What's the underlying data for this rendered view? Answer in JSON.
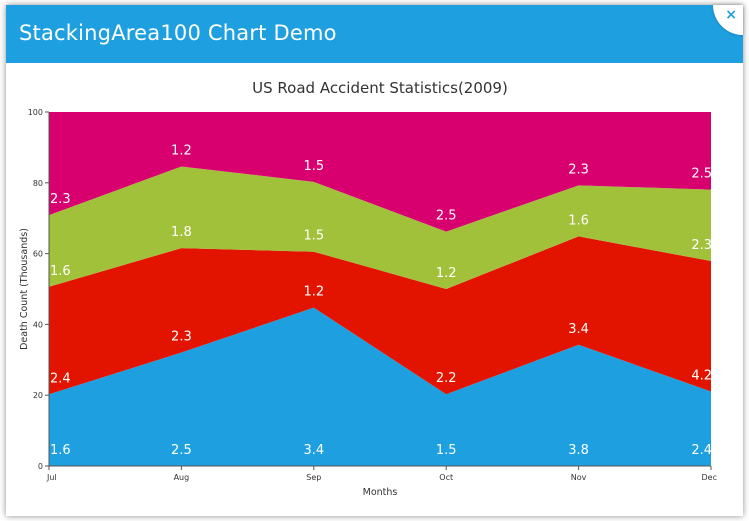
{
  "window": {
    "title": "StackingArea100 Chart Demo",
    "close_glyph": "×"
  },
  "chart_data": {
    "type": "area",
    "stacking": "100%",
    "title": "US Road Accident Statistics(2009)",
    "xlabel": "Months",
    "ylabel": "Death Count (Thousands)",
    "categories": [
      "Jul",
      "Aug",
      "Sep",
      "Oct",
      "Nov",
      "Dec"
    ],
    "ylim": [
      0,
      100
    ],
    "yticks": [
      0,
      20,
      40,
      60,
      80,
      100
    ],
    "grid": false,
    "legend": "none",
    "series": [
      {
        "values": [
          1.6,
          2.5,
          3.4,
          1.5,
          3.8,
          2.4
        ],
        "color": "#1ea0e0"
      },
      {
        "values": [
          2.4,
          2.3,
          1.2,
          2.2,
          3.4,
          4.2
        ],
        "color": "#e21400"
      },
      {
        "values": [
          1.6,
          1.8,
          1.5,
          1.2,
          1.6,
          2.3
        ],
        "color": "#a2c13b"
      },
      {
        "values": [
          2.3,
          1.2,
          1.5,
          2.5,
          2.3,
          2.5
        ],
        "color": "#d8006f"
      }
    ]
  }
}
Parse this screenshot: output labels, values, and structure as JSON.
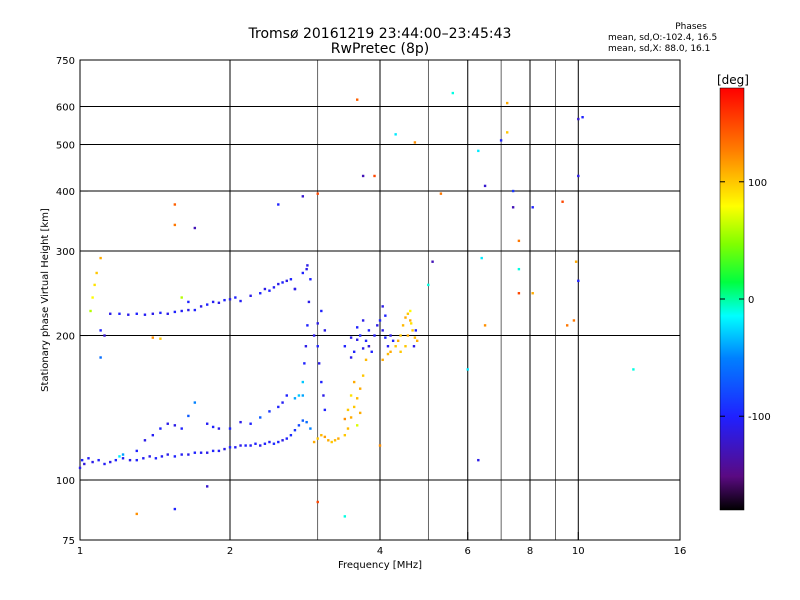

■ ■ ■

WHAT THE TASK REQUIRES -> Identify every line holding the word "color" and copy it out.

SOLUTION TO THIS TASK ->
        "color": "#1ea0e0"
        "color": "#e21400"
        "color": "#a2c13b"
        "color": "#d8006f"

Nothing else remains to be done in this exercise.